• What the task asks: Each entry is to be given again precisely, and no picture may be carried over.

• Dataset records of page text:
BEGIN

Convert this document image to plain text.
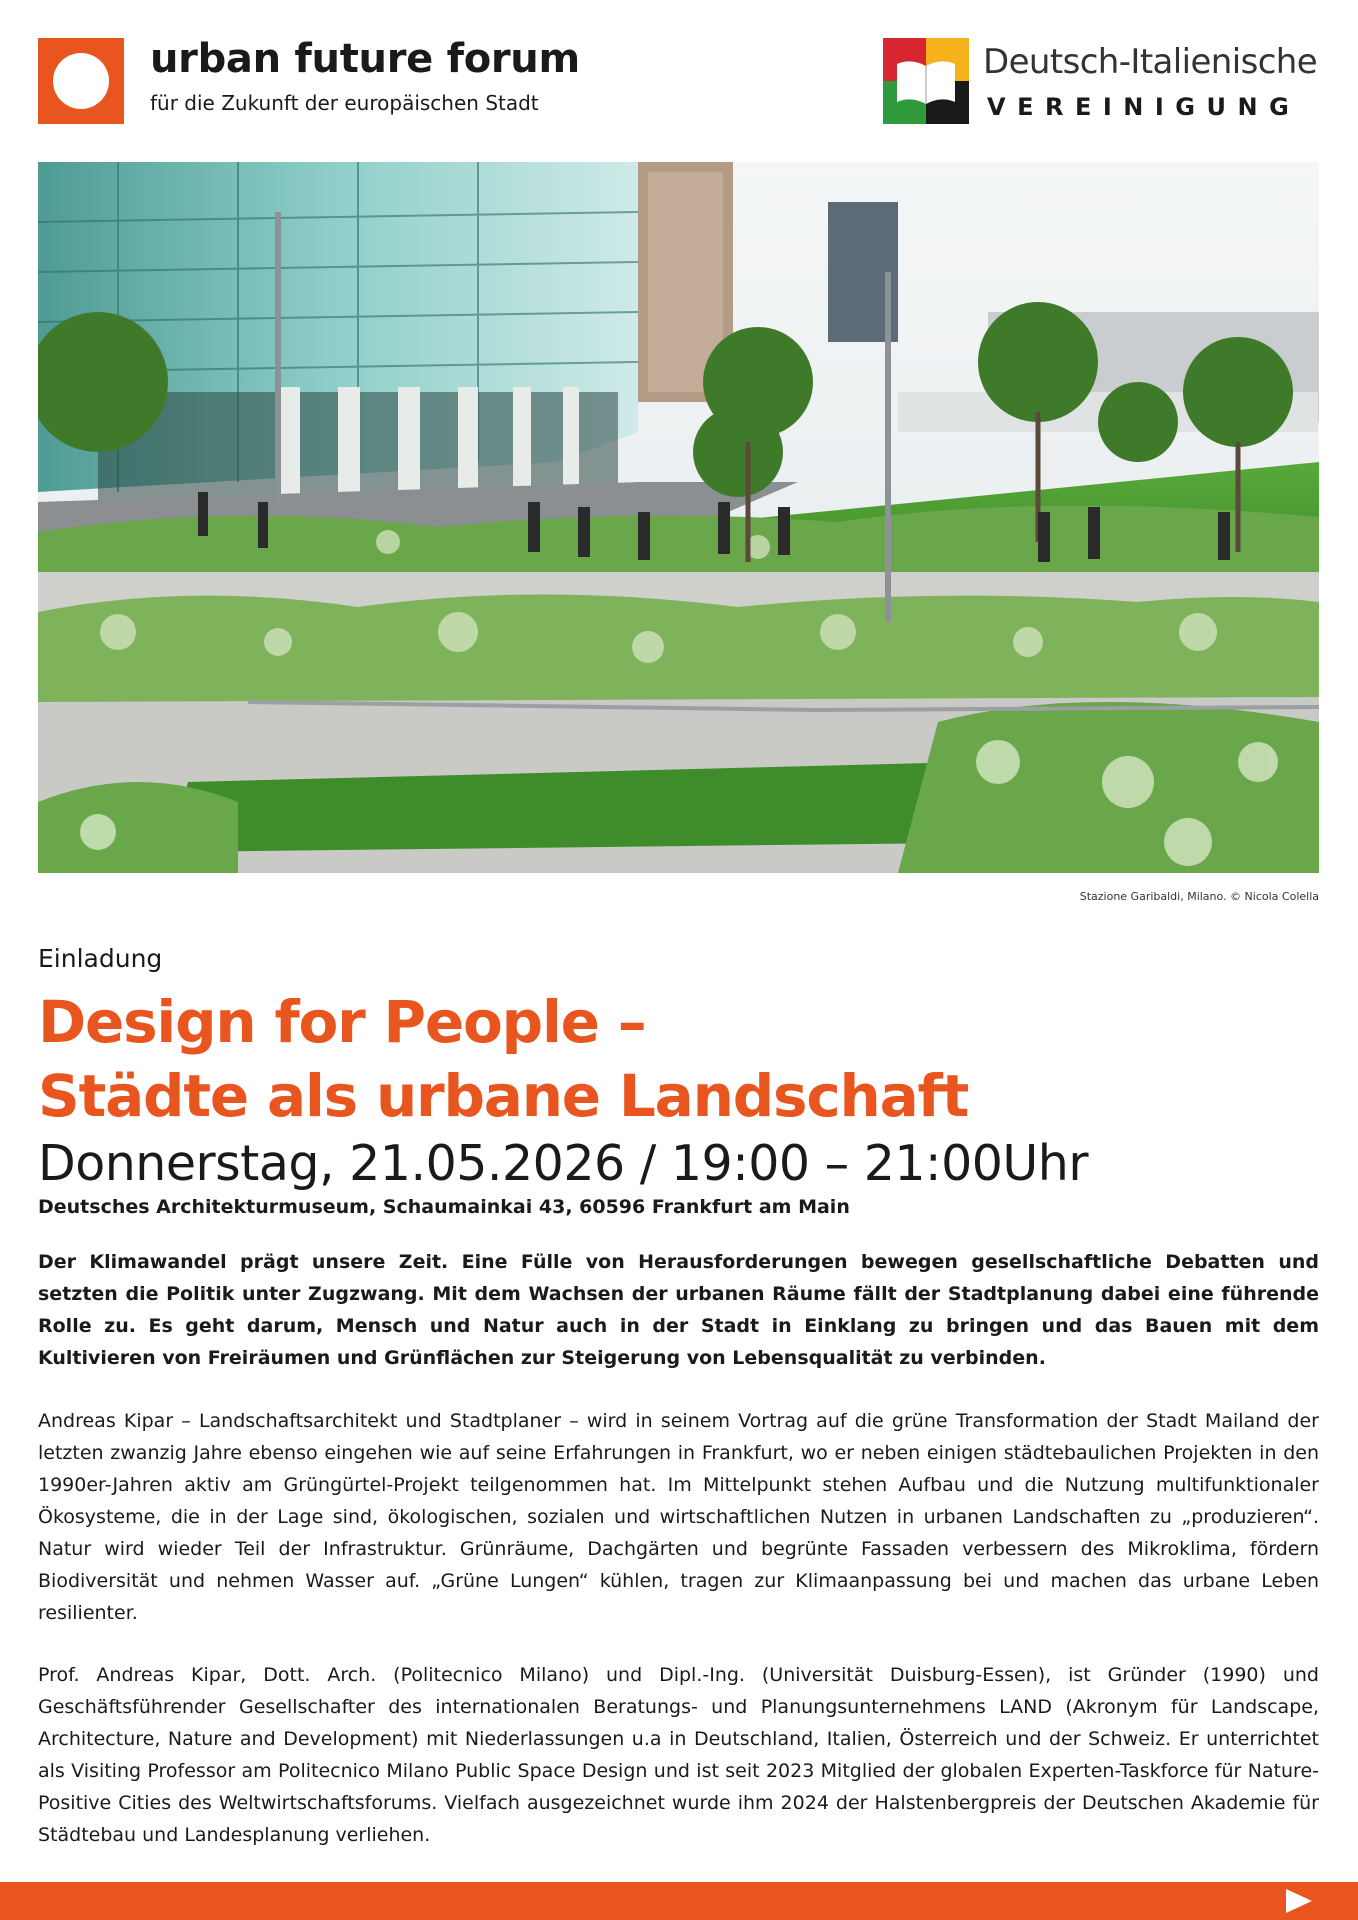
urban future forum
für die Zukunft der europäischen Stadt
Deutsch-Italienische
VEREINIGUNG
Stazione Garibaldi, Milano. © Nicola Colella
Einladung
Design for People –
Städte als urbane Landschaft
Donnerstag, 21.05.2026 / 19:00 – 21:00Uhr
Deutsches Architekturmuseum, Schaumainkai 43, 60596 Frankfurt am Main
Der Klimawandel prägt unsere Zeit. Eine Fülle von Herausforderungen bewegen gesellschaftliche Debatten und setzten die Politik unter Zugzwang. Mit dem Wachsen der urbanen Räume fällt der Stadtplanung dabei eine führende Rolle zu. Es geht darum, Mensch und Natur auch in der Stadt in Einklang zu bringen und das Bauen mit dem Kultivieren von Freiräumen und Grünflächen zur Steigerung von Lebensqualität zu verbinden.
Andreas Kipar – Landschaftsarchitekt und Stadtplaner – wird in seinem Vortrag auf die grüne Transformation der Stadt Mailand der letzten zwanzig Jahre ebenso eingehen wie auf seine Erfahrungen in Frankfurt, wo er neben einigen städtebaulichen Projekten in den 1990er-Jahren aktiv am Grüngürtel-Projekt teilgenommen hat. Im Mittelpunkt stehen Aufbau und die Nutzung multifunktionaler Ökosysteme, die in der Lage sind, ökologischen, sozialen und wirtschaftlichen Nutzen in urbanen Landschaften zu „produzieren“. Natur wird wieder Teil der Infrastruktur. Grünräume, Dachgärten und begrünte Fassaden verbessern des Mikroklima, fördern Biodiversität und nehmen Wasser auf. „Grüne Lungen“ kühlen, tragen zur Klimaanpassung bei und machen das urbane Leben resilienter.
Prof. Andreas Kipar, Dott. Arch. (Politecnico Milano) und Dipl.-Ing. (Universität Duisburg-Essen), ist Gründer (1990) und Geschäftsführender Gesellschafter des internationalen Beratungs- und Planungsunternehmens LAND (Akronym für Landscape, Architecture, Nature and Development) mit Niederlassungen u.a in Deutschland, Italien, Österreich und der Schweiz. Er unterrichtet als Visiting Professor am Politecnico Milano Public Space Design und ist seit 2023 Mitglied der globalen Experten-Taskforce für Nature-Positive Cities des Weltwirtschaftsforums. Vielfach ausgezeichnet wurde ihm 2024 der Halstenbergpreis der Deutschen Akademie für Städtebau und Landesplanung verliehen.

END

• Solution:
Convert this document image to plain text.
urban future forum
für die Zukunft der europäischen Stadt
Deutsch-Italienische
VEREINIGUNG
Stazione Garibaldi, Milano. © Nicola Colella
Einladung
Design for People –
Städte als urbane Landschaft
Donnerstag, 21.05.2026 / 19:00 – 21:00Uhr
Deutsches Architekturmuseum, Schaumainkai 43, 60596 Frankfurt am Main
Der Klimawandel prägt unsere Zeit. Eine Fülle von Herausforderungen bewegen gesellschaftliche Debatten und setzten die Politik unter Zugzwang. Mit dem Wachsen der urbanen Räume fällt der Stadtplanung dabei eine führende Rolle zu. Es geht darum, Mensch und Natur auch in der Stadt in Einklang zu bringen und das Bauen mit dem Kultivieren von Freiräumen und Grünflächen zur Steigerung von Lebensqualität zu verbinden.
Andreas Kipar – Landschaftsarchitekt und Stadtplaner – wird in seinem Vortrag auf die grüne Transformation der Stadt Mailand der letzten zwanzig Jahre ebenso eingehen wie auf seine Erfahrungen in Frankfurt, wo er neben einigen städtebaulichen Projekten in den 1990er-Jahren aktiv am Grüngürtel-Projekt teilgenommen hat. Im Mittelpunkt stehen Aufbau und die Nutzung multifunktionaler Ökosysteme, die in der Lage sind, ökologischen, sozialen und wirtschaftlichen Nutzen in urbanen Landschaften zu „produzieren“. Natur wird wieder Teil der Infrastruktur. Grünräume, Dachgärten und begrünte Fassaden verbessern des Mikroklima, fördern Biodiversität und nehmen Wasser auf. „Grüne Lungen“ kühlen, tragen zur Klimaanpassung bei und machen das urbane Leben resilienter.
Prof. Andreas Kipar, Dott. Arch. (Politecnico Milano) und Dipl.-Ing. (Universität Duisburg-Essen), ist Gründer (1990) und Geschäftsführender Gesellschafter des internationalen Beratungs- und Planungsunternehmens LAND (Akronym für Landscape, Architecture, Nature and Development) mit Niederlassungen u.a in Deutschland, Italien, Österreich und der Schweiz. Er unterrichtet als Visiting Professor am Politecnico Milano Public Space Design und ist seit 2023 Mitglied der globalen Experten-Taskforce für Nature-Positive Cities des Weltwirtschaftsforums. Vielfach ausgezeichnet wurde ihm 2024 der Halstenbergpreis der Deutschen Akademie für Städtebau und Landesplanung verliehen.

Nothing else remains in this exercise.